Pull every line of the entries that has the word "Produk".

Supplied entries

──────

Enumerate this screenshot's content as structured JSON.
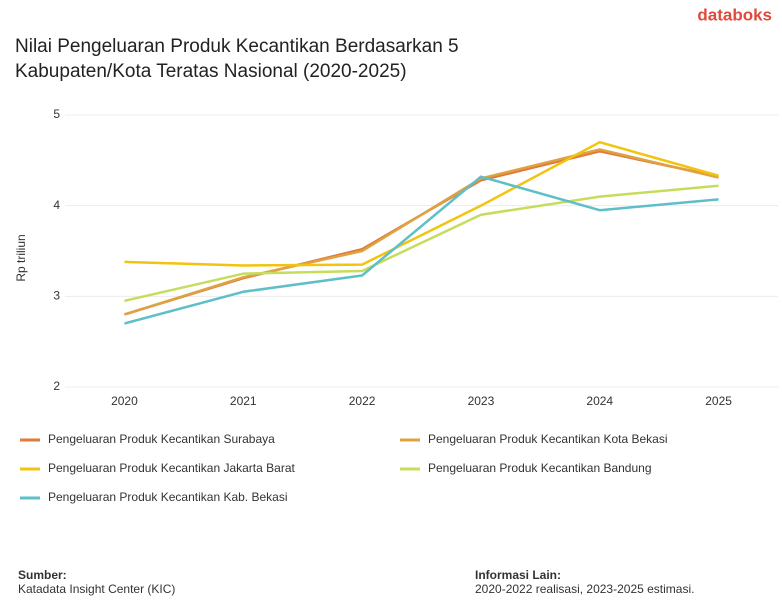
{
  "brand": "databoks",
  "chart_data": {
    "type": "line",
    "title": "Nilai Pengeluaran Produk Kecantikan Berdasarkan 5 Kabupaten/Kota Teratas Nasional (2020-2025)",
    "ylabel": "Rp triliun",
    "categories": [
      "2020",
      "2021",
      "2022",
      "2023",
      "2024",
      "2025"
    ],
    "series": [
      {
        "name": "Pengeluaran Produk Kecantikan Surabaya",
        "color": "#e0793a",
        "values": [
          2.8,
          3.2,
          3.52,
          4.28,
          4.6,
          4.32
        ]
      },
      {
        "name": "Pengeluaran Produk Kecantikan Kota Bekasi",
        "color": "#dea241",
        "values": [
          2.8,
          3.21,
          3.5,
          4.3,
          4.62,
          4.31
        ]
      },
      {
        "name": "Pengeluaran Produk Kecantikan Jakarta Barat",
        "color": "#f2c40f",
        "values": [
          3.38,
          3.34,
          3.35,
          4.0,
          4.7,
          4.33
        ]
      },
      {
        "name": "Pengeluaran Produk Kecantikan Bandung",
        "color": "#c6dd5c",
        "values": [
          2.95,
          3.25,
          3.28,
          3.9,
          4.1,
          4.22
        ]
      },
      {
        "name": "Pengeluaran Produk Kecantikan Kab. Bekasi",
        "color": "#5dbfc7",
        "values": [
          2.7,
          3.05,
          3.23,
          4.32,
          3.95,
          4.07
        ]
      }
    ],
    "ylim": [
      2,
      5
    ],
    "yticks": [
      2,
      3,
      4,
      5
    ],
    "grid": true
  },
  "footer": {
    "source_label": "Sumber:",
    "source": "Katadata Insight Center (KIC)",
    "info_label": "Informasi Lain:",
    "info": "2020-2022 realisasi, 2023-2025 estimasi."
  }
}
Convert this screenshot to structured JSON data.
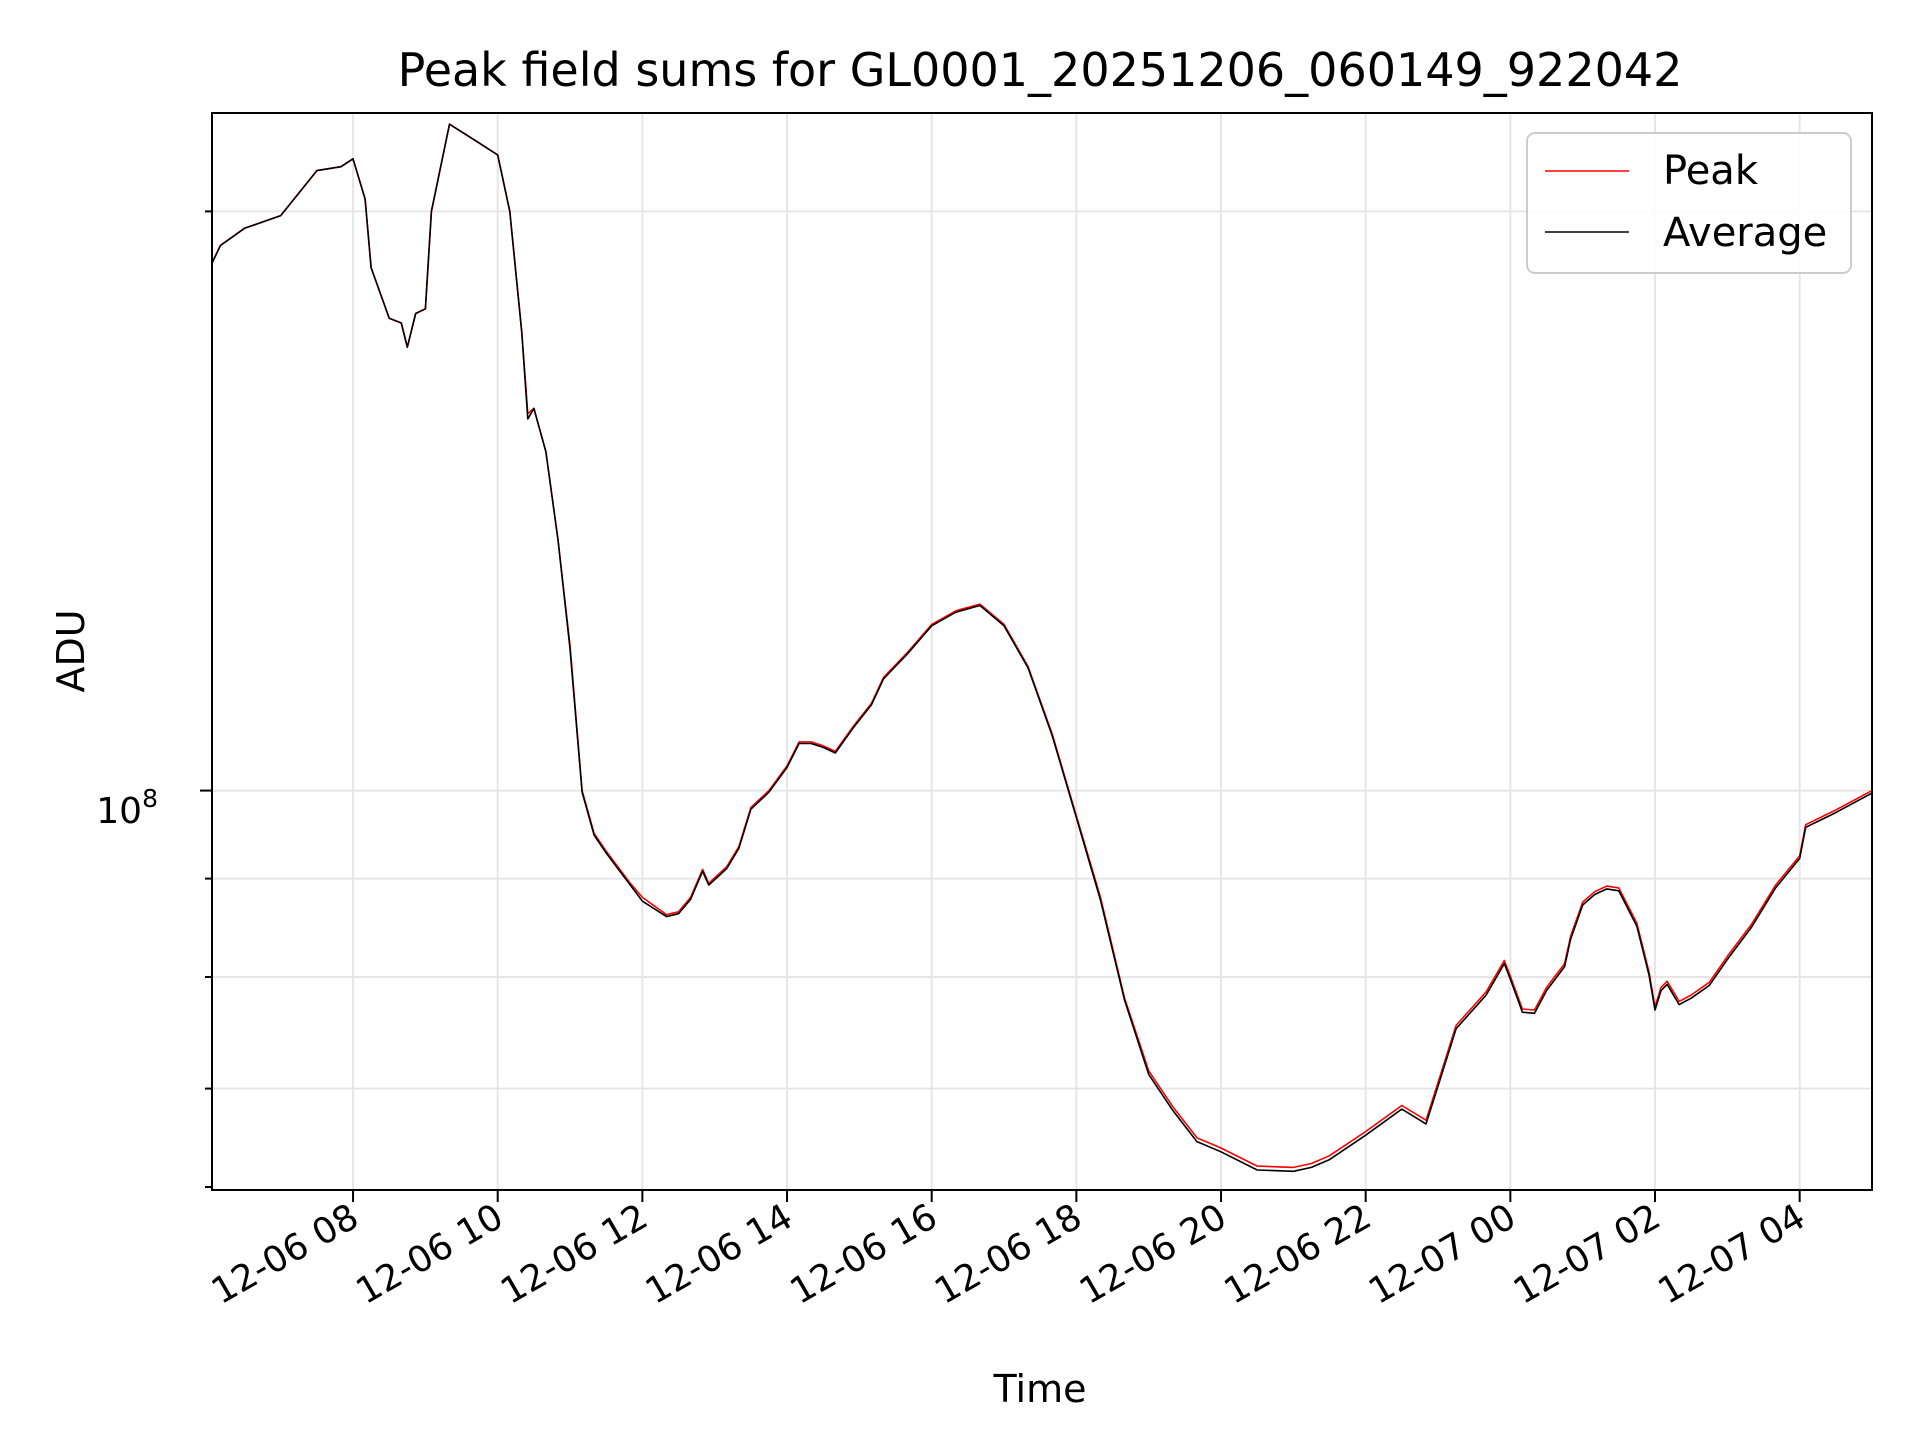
{
  "chart_data": {
    "type": "line",
    "title": "Peak field sums for GL0001_20251206_060149_922042",
    "xlabel": "Time",
    "ylabel": "ADU",
    "y_scale": "log",
    "y_tick_base": "10",
    "y_tick_exp": "8",
    "grid": true,
    "legend_position": "top-right",
    "x_ticks": [
      "12-06 08",
      "12-06 10",
      "12-06 12",
      "12-06 14",
      "12-06 16",
      "12-06 18",
      "12-06 20",
      "12-06 22",
      "12-07 00",
      "12-07 02",
      "12-07 04"
    ],
    "x_range": [
      "2025-12-06 06:03",
      "2025-12-07 05:00"
    ],
    "ylim": [
      62000000,
      225000000
    ],
    "series": [
      {
        "name": "Peak",
        "color": "#ff0000",
        "points": [
          [
            "2025-12-06 06:03",
            188000000
          ],
          [
            "2025-12-06 06:10",
            192000000
          ],
          [
            "2025-12-06 06:30",
            196000000
          ],
          [
            "2025-12-06 07:00",
            199000000
          ],
          [
            "2025-12-06 07:30",
            210000000
          ],
          [
            "2025-12-06 07:50",
            211000000
          ],
          [
            "2025-12-06 08:00",
            213000000
          ],
          [
            "2025-12-06 08:10",
            203000000
          ],
          [
            "2025-12-06 08:15",
            187000000
          ],
          [
            "2025-12-06 08:30",
            176000000
          ],
          [
            "2025-12-06 08:40",
            175000000
          ],
          [
            "2025-12-06 08:45",
            170000000
          ],
          [
            "2025-12-06 08:52",
            177000000
          ],
          [
            "2025-12-06 09:00",
            178000000
          ],
          [
            "2025-12-06 09:05",
            200000000
          ],
          [
            "2025-12-06 09:20",
            222000000
          ],
          [
            "2025-12-06 09:40",
            218000000
          ],
          [
            "2025-12-06 10:00",
            214000000
          ],
          [
            "2025-12-06 10:10",
            200000000
          ],
          [
            "2025-12-06 10:20",
            173000000
          ],
          [
            "2025-12-06 10:25",
            157000000
          ],
          [
            "2025-12-06 10:30",
            158000000
          ],
          [
            "2025-12-06 10:40",
            150000000
          ],
          [
            "2025-12-06 10:50",
            135000000
          ],
          [
            "2025-12-06 11:00",
            119000000
          ],
          [
            "2025-12-06 11:10",
            100000000
          ],
          [
            "2025-12-06 11:20",
            95000000
          ],
          [
            "2025-12-06 11:30",
            93000000
          ],
          [
            "2025-12-06 11:50",
            89500000
          ],
          [
            "2025-12-06 12:00",
            88000000
          ],
          [
            "2025-12-06 12:20",
            86200000
          ],
          [
            "2025-12-06 12:30",
            86500000
          ],
          [
            "2025-12-06 12:40",
            88000000
          ],
          [
            "2025-12-06 12:50",
            91000000
          ],
          [
            "2025-12-06 12:55",
            89500000
          ],
          [
            "2025-12-06 13:10",
            91300000
          ],
          [
            "2025-12-06 13:20",
            93500000
          ],
          [
            "2025-12-06 13:30",
            98000000
          ],
          [
            "2025-12-06 13:45",
            100000000
          ],
          [
            "2025-12-06 14:00",
            103000000
          ],
          [
            "2025-12-06 14:10",
            106000000
          ],
          [
            "2025-12-06 14:20",
            106000000
          ],
          [
            "2025-12-06 14:30",
            105500000
          ],
          [
            "2025-12-06 14:40",
            104800000
          ],
          [
            "2025-12-06 14:55",
            108000000
          ],
          [
            "2025-12-06 15:10",
            111000000
          ],
          [
            "2025-12-06 15:20",
            114500000
          ],
          [
            "2025-12-06 15:40",
            118000000
          ],
          [
            "2025-12-06 16:00",
            122000000
          ],
          [
            "2025-12-06 16:20",
            124000000
          ],
          [
            "2025-12-06 16:40",
            125000000
          ],
          [
            "2025-12-06 17:00",
            122000000
          ],
          [
            "2025-12-06 17:20",
            116000000
          ],
          [
            "2025-12-06 17:40",
            107000000
          ],
          [
            "2025-12-06 18:00",
            97000000
          ],
          [
            "2025-12-06 18:20",
            88000000
          ],
          [
            "2025-12-06 18:40",
            78000000
          ],
          [
            "2025-12-06 19:00",
            71500000
          ],
          [
            "2025-12-06 19:20",
            68500000
          ],
          [
            "2025-12-06 19:40",
            66000000
          ],
          [
            "2025-12-06 20:00",
            65200000
          ],
          [
            "2025-12-06 20:30",
            63800000
          ],
          [
            "2025-12-06 21:00",
            63700000
          ],
          [
            "2025-12-06 21:15",
            64000000
          ],
          [
            "2025-12-06 21:30",
            64600000
          ],
          [
            "2025-12-06 22:00",
            66500000
          ],
          [
            "2025-12-06 22:30",
            68600000
          ],
          [
            "2025-12-06 22:50",
            67400000
          ],
          [
            "2025-12-06 23:00",
            70500000
          ],
          [
            "2025-12-06 23:15",
            75500000
          ],
          [
            "2025-12-06 23:40",
            78600000
          ],
          [
            "2025-12-06 23:55",
            81600000
          ],
          [
            "2025-12-07 00:00",
            80100000
          ],
          [
            "2025-12-07 00:10",
            77000000
          ],
          [
            "2025-12-07 00:20",
            76900000
          ],
          [
            "2025-12-07 00:30",
            79000000
          ],
          [
            "2025-12-07 00:45",
            81300000
          ],
          [
            "2025-12-07 00:50",
            84000000
          ],
          [
            "2025-12-07 01:00",
            87500000
          ],
          [
            "2025-12-07 01:10",
            88600000
          ],
          [
            "2025-12-07 01:20",
            89200000
          ],
          [
            "2025-12-07 01:30",
            89000000
          ],
          [
            "2025-12-07 01:45",
            85300000
          ],
          [
            "2025-12-07 01:55",
            80500000
          ],
          [
            "2025-12-07 02:00",
            77200000
          ],
          [
            "2025-12-07 02:05",
            79000000
          ],
          [
            "2025-12-07 02:10",
            79600000
          ],
          [
            "2025-12-07 02:20",
            77700000
          ],
          [
            "2025-12-07 02:30",
            78300000
          ],
          [
            "2025-12-07 02:45",
            79500000
          ],
          [
            "2025-12-07 03:00",
            82000000
          ],
          [
            "2025-12-07 03:20",
            85200000
          ],
          [
            "2025-12-07 03:40",
            89300000
          ],
          [
            "2025-12-07 04:00",
            92500000
          ],
          [
            "2025-12-07 04:05",
            96000000
          ],
          [
            "2025-12-07 04:30",
            97700000
          ],
          [
            "2025-12-07 05:00",
            100000000
          ]
        ]
      },
      {
        "name": "Average",
        "color": "#000000",
        "points": [
          [
            "2025-12-06 06:03",
            188000000
          ],
          [
            "2025-12-06 06:10",
            192000000
          ],
          [
            "2025-12-06 06:30",
            196000000
          ],
          [
            "2025-12-06 07:00",
            199000000
          ],
          [
            "2025-12-06 07:30",
            210000000
          ],
          [
            "2025-12-06 07:50",
            211000000
          ],
          [
            "2025-12-06 08:00",
            213000000
          ],
          [
            "2025-12-06 08:10",
            203000000
          ],
          [
            "2025-12-06 08:15",
            187000000
          ],
          [
            "2025-12-06 08:30",
            176000000
          ],
          [
            "2025-12-06 08:40",
            175000000
          ],
          [
            "2025-12-06 08:45",
            170000000
          ],
          [
            "2025-12-06 08:52",
            177000000
          ],
          [
            "2025-12-06 09:00",
            178000000
          ],
          [
            "2025-12-06 09:05",
            200000000
          ],
          [
            "2025-12-06 09:20",
            222000000
          ],
          [
            "2025-12-06 09:40",
            218000000
          ],
          [
            "2025-12-06 10:00",
            214000000
          ],
          [
            "2025-12-06 10:10",
            200000000
          ],
          [
            "2025-12-06 10:20",
            173000000
          ],
          [
            "2025-12-06 10:25",
            156000000
          ],
          [
            "2025-12-06 10:30",
            158000000
          ],
          [
            "2025-12-06 10:40",
            150000000
          ],
          [
            "2025-12-06 10:50",
            135000000
          ],
          [
            "2025-12-06 11:00",
            118500000
          ],
          [
            "2025-12-06 11:10",
            99800000
          ],
          [
            "2025-12-06 11:20",
            94800000
          ],
          [
            "2025-12-06 11:30",
            92800000
          ],
          [
            "2025-12-06 11:50",
            89300000
          ],
          [
            "2025-12-06 12:00",
            87600000
          ],
          [
            "2025-12-06 12:20",
            86000000
          ],
          [
            "2025-12-06 12:30",
            86300000
          ],
          [
            "2025-12-06 12:40",
            87800000
          ],
          [
            "2025-12-06 12:50",
            90800000
          ],
          [
            "2025-12-06 12:55",
            89300000
          ],
          [
            "2025-12-06 13:10",
            91100000
          ],
          [
            "2025-12-06 13:20",
            93300000
          ],
          [
            "2025-12-06 13:30",
            97800000
          ],
          [
            "2025-12-06 13:45",
            99800000
          ],
          [
            "2025-12-06 14:00",
            102800000
          ],
          [
            "2025-12-06 14:10",
            105800000
          ],
          [
            "2025-12-06 14:20",
            105800000
          ],
          [
            "2025-12-06 14:30",
            105300000
          ],
          [
            "2025-12-06 14:40",
            104600000
          ],
          [
            "2025-12-06 14:55",
            107800000
          ],
          [
            "2025-12-06 15:10",
            110800000
          ],
          [
            "2025-12-06 15:20",
            114300000
          ],
          [
            "2025-12-06 15:40",
            117800000
          ],
          [
            "2025-12-06 16:00",
            121800000
          ],
          [
            "2025-12-06 16:20",
            123800000
          ],
          [
            "2025-12-06 16:40",
            124800000
          ],
          [
            "2025-12-06 17:00",
            121800000
          ],
          [
            "2025-12-06 17:20",
            115800000
          ],
          [
            "2025-12-06 17:40",
            106800000
          ],
          [
            "2025-12-06 18:00",
            96800000
          ],
          [
            "2025-12-06 18:20",
            87700000
          ],
          [
            "2025-12-06 18:40",
            77800000
          ],
          [
            "2025-12-06 19:00",
            71200000
          ],
          [
            "2025-12-06 19:20",
            68200000
          ],
          [
            "2025-12-06 19:40",
            65700000
          ],
          [
            "2025-12-06 20:00",
            64900000
          ],
          [
            "2025-12-06 20:30",
            63500000
          ],
          [
            "2025-12-06 21:00",
            63400000
          ],
          [
            "2025-12-06 21:15",
            63700000
          ],
          [
            "2025-12-06 21:30",
            64300000
          ],
          [
            "2025-12-06 22:00",
            66200000
          ],
          [
            "2025-12-06 22:30",
            68300000
          ],
          [
            "2025-12-06 22:50",
            67100000
          ],
          [
            "2025-12-06 23:00",
            70200000
          ],
          [
            "2025-12-06 23:15",
            75200000
          ],
          [
            "2025-12-06 23:40",
            78300000
          ],
          [
            "2025-12-06 23:55",
            81300000
          ],
          [
            "2025-12-07 00:00",
            79800000
          ],
          [
            "2025-12-07 00:10",
            76700000
          ],
          [
            "2025-12-07 00:20",
            76600000
          ],
          [
            "2025-12-07 00:30",
            78700000
          ],
          [
            "2025-12-07 00:45",
            81000000
          ],
          [
            "2025-12-07 00:50",
            83700000
          ],
          [
            "2025-12-07 01:00",
            87200000
          ],
          [
            "2025-12-07 01:10",
            88300000
          ],
          [
            "2025-12-07 01:20",
            88900000
          ],
          [
            "2025-12-07 01:30",
            88700000
          ],
          [
            "2025-12-07 01:45",
            85000000
          ],
          [
            "2025-12-07 01:55",
            80200000
          ],
          [
            "2025-12-07 02:00",
            76900000
          ],
          [
            "2025-12-07 02:05",
            78700000
          ],
          [
            "2025-12-07 02:10",
            79300000
          ],
          [
            "2025-12-07 02:20",
            77400000
          ],
          [
            "2025-12-07 02:30",
            78000000
          ],
          [
            "2025-12-07 02:45",
            79200000
          ],
          [
            "2025-12-07 03:00",
            81700000
          ],
          [
            "2025-12-07 03:20",
            84900000
          ],
          [
            "2025-12-07 03:40",
            89000000
          ],
          [
            "2025-12-07 04:00",
            92200000
          ],
          [
            "2025-12-07 04:05",
            95700000
          ],
          [
            "2025-12-07 04:30",
            97400000
          ],
          [
            "2025-12-07 05:00",
            99700000
          ]
        ]
      }
    ]
  }
}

──────

Result of the task
    "title": "Nilai Pengeluaran Produk Kecantikan Berdasarkan 5 Kabupaten/Kota Teratas Nasional (2020-2025)",
        "name": "Pengeluaran Produk Kecantikan Surabaya",
        "name": "Pengeluaran Produk Kecantikan Kota Bekasi",
        "name": "Pengeluaran Produk Kecantikan Jakarta Barat",
        "name": "Pengeluaran Produk Kecantikan Bandung",
        "name": "Pengeluaran Produk Kecantikan Kab. Bekasi",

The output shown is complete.